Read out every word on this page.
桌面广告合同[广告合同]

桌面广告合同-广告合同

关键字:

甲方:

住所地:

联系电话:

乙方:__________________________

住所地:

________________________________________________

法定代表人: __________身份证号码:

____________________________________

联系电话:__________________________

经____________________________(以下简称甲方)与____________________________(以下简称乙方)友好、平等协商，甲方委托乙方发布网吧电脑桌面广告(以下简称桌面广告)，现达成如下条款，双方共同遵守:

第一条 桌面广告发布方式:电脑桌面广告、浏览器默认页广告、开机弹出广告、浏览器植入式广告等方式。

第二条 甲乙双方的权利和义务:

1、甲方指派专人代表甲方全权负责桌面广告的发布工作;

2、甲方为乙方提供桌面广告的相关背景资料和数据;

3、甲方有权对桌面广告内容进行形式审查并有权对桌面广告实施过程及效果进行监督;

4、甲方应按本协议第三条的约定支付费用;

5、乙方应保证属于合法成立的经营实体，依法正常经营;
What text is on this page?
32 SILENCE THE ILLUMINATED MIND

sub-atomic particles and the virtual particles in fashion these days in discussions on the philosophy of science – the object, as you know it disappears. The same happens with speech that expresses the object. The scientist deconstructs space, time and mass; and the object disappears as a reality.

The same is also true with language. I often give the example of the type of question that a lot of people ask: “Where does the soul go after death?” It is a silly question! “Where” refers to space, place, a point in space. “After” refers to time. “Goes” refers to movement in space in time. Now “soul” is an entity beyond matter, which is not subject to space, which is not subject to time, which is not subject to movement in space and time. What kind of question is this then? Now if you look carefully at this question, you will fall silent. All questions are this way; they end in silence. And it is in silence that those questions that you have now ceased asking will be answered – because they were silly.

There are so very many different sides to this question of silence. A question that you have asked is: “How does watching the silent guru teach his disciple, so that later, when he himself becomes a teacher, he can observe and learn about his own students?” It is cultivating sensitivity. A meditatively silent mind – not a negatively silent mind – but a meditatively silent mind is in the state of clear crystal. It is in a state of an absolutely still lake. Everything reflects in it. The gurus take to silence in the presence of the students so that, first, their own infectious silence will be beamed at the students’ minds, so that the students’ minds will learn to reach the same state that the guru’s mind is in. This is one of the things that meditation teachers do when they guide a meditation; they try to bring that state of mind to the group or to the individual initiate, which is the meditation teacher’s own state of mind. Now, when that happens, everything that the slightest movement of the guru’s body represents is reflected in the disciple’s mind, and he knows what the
==============================
Work to complete >>
Repeat the records above in full, character for character.

Full answer >>
Read out every word on this page.
桌面广告合同[广告合同]

桌面广告合同-广告合同

关键字:

甲方:

住所地:

联系电话:

乙方:__________________________

住所地:

________________________________________________

法定代表人: __________身份证号码:

____________________________________

联系电话:__________________________

经____________________________(以下简称甲方)与____________________________(以下简称乙方)友好、平等协商，甲方委托乙方发布网吧电脑桌面广告(以下简称桌面广告)，现达成如下条款，双方共同遵守:

第一条 桌面广告发布方式:电脑桌面广告、浏览器默认页广告、开机弹出广告、浏览器植入式广告等方式。

第二条 甲乙双方的权利和义务:

1、甲方指派专人代表甲方全权负责桌面广告的发布工作;

2、甲方为乙方提供桌面广告的相关背景资料和数据;

3、甲方有权对桌面广告内容进行形式审查并有权对桌面广告实施过程及效果进行监督;

4、甲方应按本协议第三条的约定支付费用;

5、乙方应保证属于合法成立的经营实体，依法正常经营;
What text is on this page?
32 SILENCE THE ILLUMINATED MIND

sub-atomic particles and the virtual particles in fashion these days in discussions on the philosophy of science – the object, as you know it disappears. The same happens with speech that expresses the object. The scientist deconstructs space, time and mass; and the object disappears as a reality.

The same is also true with language. I often give the example of the type of question that a lot of people ask: “Where does the soul go after death?” It is a silly question! “Where” refers to space, place, a point in space. “After” refers to time. “Goes” refers to movement in space in time. Now “soul” is an entity beyond matter, which is not subject to space, which is not subject to time, which is not subject to movement in space and time. What kind of question is this then? Now if you look carefully at this question, you will fall silent. All questions are this way; they end in silence. And it is in silence that those questions that you have now ceased asking will be answered – because they were silly.

There are so very many different sides to this question of silence. A question that you have asked is: “How does watching the silent guru teach his disciple, so that later, when he himself becomes a teacher, he can observe and learn about his own students?” It is cultivating sensitivity. A meditatively silent mind – not a negatively silent mind – but a meditatively silent mind is in the state of clear crystal. It is in a state of an absolutely still lake. Everything reflects in it. The gurus take to silence in the presence of the students so that, first, their own infectious silence will be beamed at the students’ minds, so that the students’ minds will learn to reach the same state that the guru’s mind is in. This is one of the things that meditation teachers do when they guide a meditation; they try to bring that state of mind to the group or to the individual initiate, which is the meditation teacher’s own state of mind. Now, when that happens, everything that the slightest movement of the guru’s body represents is reflected in the disciple’s mind, and he knows what the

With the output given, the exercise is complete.